Your task is to reproduce the entries below word for word.
■ ■ ■ ■ ■
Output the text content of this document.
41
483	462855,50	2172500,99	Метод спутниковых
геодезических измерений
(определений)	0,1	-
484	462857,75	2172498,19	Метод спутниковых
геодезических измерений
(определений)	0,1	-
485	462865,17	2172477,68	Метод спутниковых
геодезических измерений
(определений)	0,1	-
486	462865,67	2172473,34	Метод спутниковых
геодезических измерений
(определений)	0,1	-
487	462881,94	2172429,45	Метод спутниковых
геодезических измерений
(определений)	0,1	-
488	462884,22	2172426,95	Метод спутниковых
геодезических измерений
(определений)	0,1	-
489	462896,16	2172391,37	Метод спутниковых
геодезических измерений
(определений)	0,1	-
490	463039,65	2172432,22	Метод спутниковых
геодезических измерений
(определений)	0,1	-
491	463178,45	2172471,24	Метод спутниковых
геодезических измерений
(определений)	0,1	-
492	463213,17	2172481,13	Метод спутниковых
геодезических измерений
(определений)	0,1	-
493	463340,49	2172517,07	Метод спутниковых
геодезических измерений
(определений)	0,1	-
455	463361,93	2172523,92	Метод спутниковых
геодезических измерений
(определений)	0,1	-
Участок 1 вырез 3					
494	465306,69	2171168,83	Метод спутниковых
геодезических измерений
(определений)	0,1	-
■ ■ ■ ■ ■
[Written response]
Output the text content of this document.
41
483	462855,50	2172500,99	Метод спутниковых
геодезических измерений
(определений)	0,1	-
484	462857,75	2172498,19	Метод спутниковых
геодезических измерений
(определений)	0,1	-
485	462865,17	2172477,68	Метод спутниковых
геодезических измерений
(определений)	0,1	-
486	462865,67	2172473,34	Метод спутниковых
геодезических измерений
(определений)	0,1	-
487	462881,94	2172429,45	Метод спутниковых
геодезических измерений
(определений)	0,1	-
488	462884,22	2172426,95	Метод спутниковых
геодезических измерений
(определений)	0,1	-
489	462896,16	2172391,37	Метод спутниковых
геодезических измерений
(определений)	0,1	-
490	463039,65	2172432,22	Метод спутниковых
геодезических измерений
(определений)	0,1	-
491	463178,45	2172471,24	Метод спутниковых
геодезических измерений
(определений)	0,1	-
492	463213,17	2172481,13	Метод спутниковых
геодезических измерений
(определений)	0,1	-
493	463340,49	2172517,07	Метод спутниковых
геодезических измерений
(определений)	0,1	-
455	463361,93	2172523,92	Метод спутниковых
геодезических измерений
(определений)	0,1	-
Участок 1 вырез 3					
494	465306,69	2171168,83	Метод спутниковых
геодезических измерений
(определений)	0,1	-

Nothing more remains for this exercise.